___ Extrait du texte

CSE et syndicats : passé le délai, il est encore temps d’agir contre une clause conventionnelle !

Publié le 09/03/2022

La Cour de cassation vient de rendre deux décisions importantes - d’ailleurs destinées à une très large publication. Dans ces arrêts, la Haute juridiction reconnait aux syndicats et aux CSE le droit d’agir contre une clause conventionnelle portant atteinte à leurs droits par voie d’exception, c’est-à-dire au-delà du délai de 2 mois prévu par les ordonnances travail pour contester un accord. Explications...Cass.soc.2.03.22, n°20-16002 et n°20-18442.

Deux affaires posant une même question de principe

Dans ces deux affaires, les questions de fond sont assez différentes. L’une porte sur la contestation par un CSE d’établissement de la clause d’un accord collectif réduisant ses droits en matière de consultation au profit du CSE central ; l’autre concerne la contestation par un syndicat de la clause d’un accord collectif selon laquelle le périmètre des élections aux différents CSE d’établissement détermine celui de désignation des délégués syndicaux.

Le point commun entre ces affaires est de poser une question de principe identique, à laquelle la Cour de cassation n’a jusqu’alors pas eu l’occasion de répondre.

______

Poursuivez le texte ci-dessus sur le droit des CSE et des syndicats d'agir contre une clause conventionnelle, à partir de sa dernière phrase.

___ Entrées fournies

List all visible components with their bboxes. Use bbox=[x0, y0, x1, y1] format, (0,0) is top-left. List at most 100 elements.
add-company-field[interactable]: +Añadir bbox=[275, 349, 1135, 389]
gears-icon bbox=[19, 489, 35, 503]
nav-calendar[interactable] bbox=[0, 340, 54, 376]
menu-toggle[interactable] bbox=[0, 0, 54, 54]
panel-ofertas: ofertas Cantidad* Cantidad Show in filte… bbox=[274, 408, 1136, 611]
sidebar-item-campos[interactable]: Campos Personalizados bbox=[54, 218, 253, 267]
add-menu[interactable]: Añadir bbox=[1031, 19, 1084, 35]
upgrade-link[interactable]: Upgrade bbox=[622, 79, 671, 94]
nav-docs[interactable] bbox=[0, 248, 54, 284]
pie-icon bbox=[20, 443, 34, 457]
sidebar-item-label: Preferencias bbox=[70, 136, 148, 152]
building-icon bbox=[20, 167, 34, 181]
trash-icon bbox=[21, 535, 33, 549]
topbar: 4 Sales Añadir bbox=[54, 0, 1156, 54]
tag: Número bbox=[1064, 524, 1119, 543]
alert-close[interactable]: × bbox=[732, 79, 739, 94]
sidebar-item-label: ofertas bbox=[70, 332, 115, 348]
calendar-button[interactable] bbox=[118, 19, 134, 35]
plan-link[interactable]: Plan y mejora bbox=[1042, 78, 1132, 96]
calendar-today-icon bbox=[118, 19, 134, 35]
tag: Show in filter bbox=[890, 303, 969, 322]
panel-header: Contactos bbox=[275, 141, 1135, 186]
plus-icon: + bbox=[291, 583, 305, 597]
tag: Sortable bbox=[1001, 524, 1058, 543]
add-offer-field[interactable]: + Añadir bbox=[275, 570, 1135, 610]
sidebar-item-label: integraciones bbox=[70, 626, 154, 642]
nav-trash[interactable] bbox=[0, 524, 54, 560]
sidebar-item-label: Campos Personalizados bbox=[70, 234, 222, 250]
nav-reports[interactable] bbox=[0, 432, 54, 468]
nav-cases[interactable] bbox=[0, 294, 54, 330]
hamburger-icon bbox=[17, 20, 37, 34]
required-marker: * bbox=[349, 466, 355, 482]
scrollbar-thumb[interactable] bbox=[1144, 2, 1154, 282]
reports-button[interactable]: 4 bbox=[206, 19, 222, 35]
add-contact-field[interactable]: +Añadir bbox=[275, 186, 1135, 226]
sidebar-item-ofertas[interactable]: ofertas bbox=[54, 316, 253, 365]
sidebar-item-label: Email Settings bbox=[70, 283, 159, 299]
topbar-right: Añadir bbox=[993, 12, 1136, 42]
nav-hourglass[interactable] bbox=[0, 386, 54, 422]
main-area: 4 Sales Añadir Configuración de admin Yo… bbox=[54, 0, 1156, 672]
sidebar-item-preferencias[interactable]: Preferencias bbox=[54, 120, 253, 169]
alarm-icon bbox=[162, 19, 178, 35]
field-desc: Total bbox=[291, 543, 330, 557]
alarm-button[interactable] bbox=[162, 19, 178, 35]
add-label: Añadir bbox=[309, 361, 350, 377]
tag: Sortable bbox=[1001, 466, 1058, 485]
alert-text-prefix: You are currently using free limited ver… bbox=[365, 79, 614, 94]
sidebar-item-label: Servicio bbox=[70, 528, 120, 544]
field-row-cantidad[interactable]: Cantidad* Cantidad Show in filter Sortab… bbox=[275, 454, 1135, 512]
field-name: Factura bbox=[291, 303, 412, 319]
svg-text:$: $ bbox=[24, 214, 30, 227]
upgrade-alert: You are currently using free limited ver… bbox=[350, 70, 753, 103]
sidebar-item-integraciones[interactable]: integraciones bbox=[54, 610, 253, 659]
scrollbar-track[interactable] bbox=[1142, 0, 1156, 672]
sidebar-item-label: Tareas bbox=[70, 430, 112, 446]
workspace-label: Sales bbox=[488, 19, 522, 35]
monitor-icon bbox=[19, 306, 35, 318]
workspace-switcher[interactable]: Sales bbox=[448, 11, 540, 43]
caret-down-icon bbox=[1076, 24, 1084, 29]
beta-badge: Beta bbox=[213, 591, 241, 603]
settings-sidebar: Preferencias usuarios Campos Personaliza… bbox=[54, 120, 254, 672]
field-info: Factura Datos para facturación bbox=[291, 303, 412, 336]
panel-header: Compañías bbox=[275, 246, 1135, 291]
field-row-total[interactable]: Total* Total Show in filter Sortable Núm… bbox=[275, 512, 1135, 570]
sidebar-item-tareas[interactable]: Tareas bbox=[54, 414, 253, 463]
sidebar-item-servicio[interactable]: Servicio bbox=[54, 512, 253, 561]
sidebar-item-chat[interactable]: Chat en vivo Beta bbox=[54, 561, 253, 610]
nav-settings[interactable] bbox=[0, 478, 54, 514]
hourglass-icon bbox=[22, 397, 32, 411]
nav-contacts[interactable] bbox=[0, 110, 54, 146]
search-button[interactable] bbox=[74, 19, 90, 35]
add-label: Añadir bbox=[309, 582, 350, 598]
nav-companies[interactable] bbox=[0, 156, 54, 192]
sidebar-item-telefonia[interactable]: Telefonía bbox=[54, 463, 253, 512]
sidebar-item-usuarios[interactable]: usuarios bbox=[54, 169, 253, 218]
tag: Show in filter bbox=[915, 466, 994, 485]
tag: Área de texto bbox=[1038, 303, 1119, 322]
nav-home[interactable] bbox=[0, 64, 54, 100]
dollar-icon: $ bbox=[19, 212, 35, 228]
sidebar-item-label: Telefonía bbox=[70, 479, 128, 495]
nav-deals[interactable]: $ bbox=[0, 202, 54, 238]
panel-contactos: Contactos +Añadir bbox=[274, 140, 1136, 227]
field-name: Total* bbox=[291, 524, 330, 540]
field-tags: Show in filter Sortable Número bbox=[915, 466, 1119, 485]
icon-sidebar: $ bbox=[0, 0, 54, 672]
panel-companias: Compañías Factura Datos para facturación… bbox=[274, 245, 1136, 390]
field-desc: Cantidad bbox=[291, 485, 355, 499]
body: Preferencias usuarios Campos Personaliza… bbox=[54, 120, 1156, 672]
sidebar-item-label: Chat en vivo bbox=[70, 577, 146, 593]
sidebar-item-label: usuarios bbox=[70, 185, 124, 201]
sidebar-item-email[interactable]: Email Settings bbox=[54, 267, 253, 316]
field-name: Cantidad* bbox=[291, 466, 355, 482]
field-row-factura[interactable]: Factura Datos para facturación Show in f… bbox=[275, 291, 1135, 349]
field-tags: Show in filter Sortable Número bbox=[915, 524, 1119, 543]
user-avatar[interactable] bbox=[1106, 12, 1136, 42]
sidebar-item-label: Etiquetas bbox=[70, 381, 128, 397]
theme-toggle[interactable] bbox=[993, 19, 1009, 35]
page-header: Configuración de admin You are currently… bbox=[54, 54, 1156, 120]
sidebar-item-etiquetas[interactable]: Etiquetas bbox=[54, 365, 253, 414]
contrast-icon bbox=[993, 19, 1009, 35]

______

• Résultat obtenu:
Ainsi que le rappellent les notices explicatives accompagnant ces arrêts, aux termes de l’article 2262-14 du Code du travail, tel qu’issu de l’ordonnance n°2017-1385 du 22 septembre 2017, toute action en nullité de tout ou partie d’un accord collectif doit normalement être engagé dans un délai de 2 mois. A l’égard des organisations syndicales disposant d’une section syndicale dans l’entreprise, ce délai commence à courir à compter de la notification de l’accord d’entreprise. Dans tous les autres cas, il court à compter de la publication de l’accord.

Passé ce délai, la seule action possible est celle en inopposabilité d’une clause invoquée par voie d’exception lors d’un contentieux, par exemple devant le Conseil de prud’hommes. Le CSE d’établissement, dans la première affaire, le syndicat, dans la seconde, invoquaient donc cette possibilité reconnue aux salariés par le Conseil constitutionnel dans sa décision du 21 mars 2018  (1).

Un CSE ou un syndicat peuvent-ils agir par voie d’exception lors d’un litige en invoquant l’illégalité de la clause d’un accord collectif alors même que le délai de 2 mois prévu pour la contestation de l’accord est expiré ?

C’est à cette question que répondent les deux arrêts publiés le même jour par la Cour de cassation.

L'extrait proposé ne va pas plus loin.